▶ _STATED TASK_:
Pick out each line containing the string "Predicted" and copy it.

▶ _RECORDED INFORMATION_:
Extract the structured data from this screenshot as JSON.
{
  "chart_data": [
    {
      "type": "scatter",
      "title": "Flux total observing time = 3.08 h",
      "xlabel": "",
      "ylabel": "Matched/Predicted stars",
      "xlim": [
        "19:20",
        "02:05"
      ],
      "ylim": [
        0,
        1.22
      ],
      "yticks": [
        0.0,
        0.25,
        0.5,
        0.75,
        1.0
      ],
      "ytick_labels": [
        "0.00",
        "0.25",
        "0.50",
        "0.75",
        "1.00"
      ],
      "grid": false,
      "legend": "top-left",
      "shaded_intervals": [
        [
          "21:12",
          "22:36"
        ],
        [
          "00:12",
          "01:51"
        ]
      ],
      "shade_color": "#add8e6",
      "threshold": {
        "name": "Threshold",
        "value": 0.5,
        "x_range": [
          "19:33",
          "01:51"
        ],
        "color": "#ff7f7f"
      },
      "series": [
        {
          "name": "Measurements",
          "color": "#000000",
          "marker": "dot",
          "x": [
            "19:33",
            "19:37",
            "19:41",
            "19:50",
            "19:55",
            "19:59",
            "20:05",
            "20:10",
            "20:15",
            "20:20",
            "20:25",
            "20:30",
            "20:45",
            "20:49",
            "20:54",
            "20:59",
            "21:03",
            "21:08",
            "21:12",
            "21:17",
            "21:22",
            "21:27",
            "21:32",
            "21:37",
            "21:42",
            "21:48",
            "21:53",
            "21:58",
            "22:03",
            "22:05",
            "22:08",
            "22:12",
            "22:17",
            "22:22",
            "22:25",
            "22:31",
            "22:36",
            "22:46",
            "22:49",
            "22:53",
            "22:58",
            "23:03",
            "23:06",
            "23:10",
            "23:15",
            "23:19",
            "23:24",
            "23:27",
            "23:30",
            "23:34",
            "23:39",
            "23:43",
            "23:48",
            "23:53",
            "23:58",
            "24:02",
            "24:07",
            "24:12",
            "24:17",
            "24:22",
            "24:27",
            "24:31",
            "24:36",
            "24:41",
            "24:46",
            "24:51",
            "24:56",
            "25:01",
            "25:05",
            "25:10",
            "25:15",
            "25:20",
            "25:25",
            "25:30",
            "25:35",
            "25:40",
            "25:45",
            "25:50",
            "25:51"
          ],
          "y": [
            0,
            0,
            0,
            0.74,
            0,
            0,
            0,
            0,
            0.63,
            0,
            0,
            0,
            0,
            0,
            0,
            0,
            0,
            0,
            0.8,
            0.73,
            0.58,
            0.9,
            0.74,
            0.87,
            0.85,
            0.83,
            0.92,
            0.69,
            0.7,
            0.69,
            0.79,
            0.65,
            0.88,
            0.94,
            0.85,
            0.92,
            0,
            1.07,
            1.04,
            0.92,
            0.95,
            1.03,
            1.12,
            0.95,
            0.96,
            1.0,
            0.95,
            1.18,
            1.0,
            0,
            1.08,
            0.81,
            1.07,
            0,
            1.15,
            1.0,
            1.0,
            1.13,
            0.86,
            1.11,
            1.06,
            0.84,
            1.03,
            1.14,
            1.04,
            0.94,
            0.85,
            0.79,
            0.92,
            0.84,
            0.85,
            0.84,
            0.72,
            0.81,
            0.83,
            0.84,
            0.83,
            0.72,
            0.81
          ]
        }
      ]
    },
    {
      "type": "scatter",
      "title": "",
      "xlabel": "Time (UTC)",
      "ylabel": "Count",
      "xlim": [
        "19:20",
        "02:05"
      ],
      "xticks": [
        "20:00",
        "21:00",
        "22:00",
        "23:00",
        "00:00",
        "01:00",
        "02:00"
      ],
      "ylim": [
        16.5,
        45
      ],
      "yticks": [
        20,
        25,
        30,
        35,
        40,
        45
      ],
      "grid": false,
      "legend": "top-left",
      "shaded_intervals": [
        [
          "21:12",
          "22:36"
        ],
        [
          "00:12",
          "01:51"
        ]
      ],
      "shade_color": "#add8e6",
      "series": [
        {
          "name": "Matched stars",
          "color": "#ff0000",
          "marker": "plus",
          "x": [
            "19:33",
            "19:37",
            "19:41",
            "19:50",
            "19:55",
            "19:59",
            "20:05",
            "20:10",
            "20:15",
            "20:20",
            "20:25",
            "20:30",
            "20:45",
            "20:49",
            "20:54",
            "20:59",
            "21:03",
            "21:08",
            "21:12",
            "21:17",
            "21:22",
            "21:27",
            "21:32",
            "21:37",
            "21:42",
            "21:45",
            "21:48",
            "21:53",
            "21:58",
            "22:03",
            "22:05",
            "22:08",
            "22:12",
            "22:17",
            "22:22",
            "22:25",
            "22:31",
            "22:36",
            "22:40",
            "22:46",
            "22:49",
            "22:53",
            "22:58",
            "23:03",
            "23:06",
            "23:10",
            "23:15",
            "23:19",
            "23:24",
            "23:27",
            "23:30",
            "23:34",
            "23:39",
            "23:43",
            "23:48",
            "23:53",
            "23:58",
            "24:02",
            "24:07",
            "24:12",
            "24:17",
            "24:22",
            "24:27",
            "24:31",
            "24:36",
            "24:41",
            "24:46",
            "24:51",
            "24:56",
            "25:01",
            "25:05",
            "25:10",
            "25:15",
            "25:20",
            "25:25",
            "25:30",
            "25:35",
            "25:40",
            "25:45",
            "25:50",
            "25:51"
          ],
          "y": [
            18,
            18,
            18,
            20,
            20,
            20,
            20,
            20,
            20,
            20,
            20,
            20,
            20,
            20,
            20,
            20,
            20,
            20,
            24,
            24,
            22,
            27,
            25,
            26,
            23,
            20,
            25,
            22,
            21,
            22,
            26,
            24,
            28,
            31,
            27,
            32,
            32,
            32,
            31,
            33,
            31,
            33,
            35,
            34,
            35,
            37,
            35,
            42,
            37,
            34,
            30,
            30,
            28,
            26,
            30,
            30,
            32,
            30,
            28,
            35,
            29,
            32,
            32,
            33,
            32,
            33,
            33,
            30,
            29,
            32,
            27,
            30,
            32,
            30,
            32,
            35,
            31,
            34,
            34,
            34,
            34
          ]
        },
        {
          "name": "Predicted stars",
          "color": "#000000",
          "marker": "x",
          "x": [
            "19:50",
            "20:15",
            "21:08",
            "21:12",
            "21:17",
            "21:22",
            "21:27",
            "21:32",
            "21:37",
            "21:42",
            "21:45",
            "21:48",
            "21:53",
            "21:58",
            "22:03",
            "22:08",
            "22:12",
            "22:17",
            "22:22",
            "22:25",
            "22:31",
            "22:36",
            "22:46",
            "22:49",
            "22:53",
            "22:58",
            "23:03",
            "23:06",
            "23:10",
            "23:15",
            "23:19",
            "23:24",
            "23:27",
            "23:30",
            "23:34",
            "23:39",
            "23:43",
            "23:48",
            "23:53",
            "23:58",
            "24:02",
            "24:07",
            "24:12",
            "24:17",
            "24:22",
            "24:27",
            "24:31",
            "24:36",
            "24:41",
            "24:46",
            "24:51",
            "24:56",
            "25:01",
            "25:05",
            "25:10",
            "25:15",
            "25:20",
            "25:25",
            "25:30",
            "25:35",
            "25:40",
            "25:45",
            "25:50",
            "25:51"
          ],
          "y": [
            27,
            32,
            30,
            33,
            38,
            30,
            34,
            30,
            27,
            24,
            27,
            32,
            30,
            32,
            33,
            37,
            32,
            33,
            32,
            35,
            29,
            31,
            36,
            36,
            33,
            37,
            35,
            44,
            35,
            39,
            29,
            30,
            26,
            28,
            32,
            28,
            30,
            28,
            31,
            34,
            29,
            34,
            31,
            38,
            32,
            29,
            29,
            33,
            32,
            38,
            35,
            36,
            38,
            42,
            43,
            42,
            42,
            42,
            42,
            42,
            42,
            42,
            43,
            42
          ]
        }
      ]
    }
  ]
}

▶ _EXPECTED ANSWER_:
      "ylabel": "Matched/Predicted stars",
          "name": "Predicted stars",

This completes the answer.